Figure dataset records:

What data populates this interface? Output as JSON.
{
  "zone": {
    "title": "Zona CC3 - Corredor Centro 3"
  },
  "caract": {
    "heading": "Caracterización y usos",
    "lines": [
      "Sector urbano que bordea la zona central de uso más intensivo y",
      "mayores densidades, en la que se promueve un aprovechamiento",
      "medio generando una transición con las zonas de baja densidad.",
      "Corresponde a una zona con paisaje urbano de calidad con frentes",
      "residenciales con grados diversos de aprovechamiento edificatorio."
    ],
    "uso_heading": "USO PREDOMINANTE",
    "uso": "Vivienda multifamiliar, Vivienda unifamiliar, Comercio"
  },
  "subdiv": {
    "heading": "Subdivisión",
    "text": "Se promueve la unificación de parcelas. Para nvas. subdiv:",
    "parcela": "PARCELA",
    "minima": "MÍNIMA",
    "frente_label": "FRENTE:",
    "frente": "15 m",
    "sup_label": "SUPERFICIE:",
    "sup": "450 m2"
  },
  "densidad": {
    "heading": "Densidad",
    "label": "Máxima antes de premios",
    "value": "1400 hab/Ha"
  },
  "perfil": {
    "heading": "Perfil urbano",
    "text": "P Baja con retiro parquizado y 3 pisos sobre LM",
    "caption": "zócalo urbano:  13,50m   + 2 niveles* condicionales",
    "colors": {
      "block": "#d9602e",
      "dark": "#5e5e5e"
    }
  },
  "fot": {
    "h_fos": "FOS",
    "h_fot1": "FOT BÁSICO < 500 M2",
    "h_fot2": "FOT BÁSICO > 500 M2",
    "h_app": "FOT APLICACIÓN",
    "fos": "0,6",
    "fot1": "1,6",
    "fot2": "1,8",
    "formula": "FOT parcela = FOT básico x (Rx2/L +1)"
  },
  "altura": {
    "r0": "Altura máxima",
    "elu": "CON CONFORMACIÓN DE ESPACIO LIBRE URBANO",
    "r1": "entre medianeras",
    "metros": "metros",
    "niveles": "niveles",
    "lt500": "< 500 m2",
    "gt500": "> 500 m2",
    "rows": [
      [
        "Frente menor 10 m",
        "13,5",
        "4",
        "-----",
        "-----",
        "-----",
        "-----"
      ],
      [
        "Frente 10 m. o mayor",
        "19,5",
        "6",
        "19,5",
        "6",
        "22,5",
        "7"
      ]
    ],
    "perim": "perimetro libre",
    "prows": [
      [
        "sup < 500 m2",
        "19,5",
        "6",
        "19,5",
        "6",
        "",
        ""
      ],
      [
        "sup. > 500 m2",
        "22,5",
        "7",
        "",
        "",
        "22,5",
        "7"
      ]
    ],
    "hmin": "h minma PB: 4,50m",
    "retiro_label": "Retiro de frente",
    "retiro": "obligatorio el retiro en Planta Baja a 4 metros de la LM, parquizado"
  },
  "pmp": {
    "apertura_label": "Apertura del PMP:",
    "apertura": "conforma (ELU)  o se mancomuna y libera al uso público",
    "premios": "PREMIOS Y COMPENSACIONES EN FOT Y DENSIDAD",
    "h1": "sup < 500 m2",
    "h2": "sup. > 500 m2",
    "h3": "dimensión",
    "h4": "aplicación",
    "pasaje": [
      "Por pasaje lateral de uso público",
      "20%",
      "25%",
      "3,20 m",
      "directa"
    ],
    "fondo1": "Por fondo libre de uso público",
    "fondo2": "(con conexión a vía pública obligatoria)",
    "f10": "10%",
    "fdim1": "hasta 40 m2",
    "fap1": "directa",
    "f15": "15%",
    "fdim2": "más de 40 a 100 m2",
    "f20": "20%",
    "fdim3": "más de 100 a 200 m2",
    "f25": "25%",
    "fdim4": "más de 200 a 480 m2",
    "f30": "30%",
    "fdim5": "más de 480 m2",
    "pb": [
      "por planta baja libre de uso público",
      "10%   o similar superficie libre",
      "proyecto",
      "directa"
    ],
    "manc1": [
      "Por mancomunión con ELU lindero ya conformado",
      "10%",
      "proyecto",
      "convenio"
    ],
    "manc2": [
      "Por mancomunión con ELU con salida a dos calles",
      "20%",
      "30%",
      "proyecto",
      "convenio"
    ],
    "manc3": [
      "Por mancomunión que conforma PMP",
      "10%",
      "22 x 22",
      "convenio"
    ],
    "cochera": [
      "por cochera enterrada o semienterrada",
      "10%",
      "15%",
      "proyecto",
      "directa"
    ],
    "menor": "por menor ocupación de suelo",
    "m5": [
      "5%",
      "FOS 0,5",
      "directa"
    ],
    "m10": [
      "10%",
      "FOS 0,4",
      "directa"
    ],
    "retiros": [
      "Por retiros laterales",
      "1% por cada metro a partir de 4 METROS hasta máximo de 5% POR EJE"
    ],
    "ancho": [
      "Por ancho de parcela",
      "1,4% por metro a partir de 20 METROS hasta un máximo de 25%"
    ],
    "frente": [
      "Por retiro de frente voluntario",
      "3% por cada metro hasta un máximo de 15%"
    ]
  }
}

OBJECTIVE: Return all lines containing the word "promueve".

RESPONSE:
      "mayores densidades, en la que se promueve un aprovechamiento",
    "text": "Se promueve la unificación de parcelas. Para nvas. subdiv:",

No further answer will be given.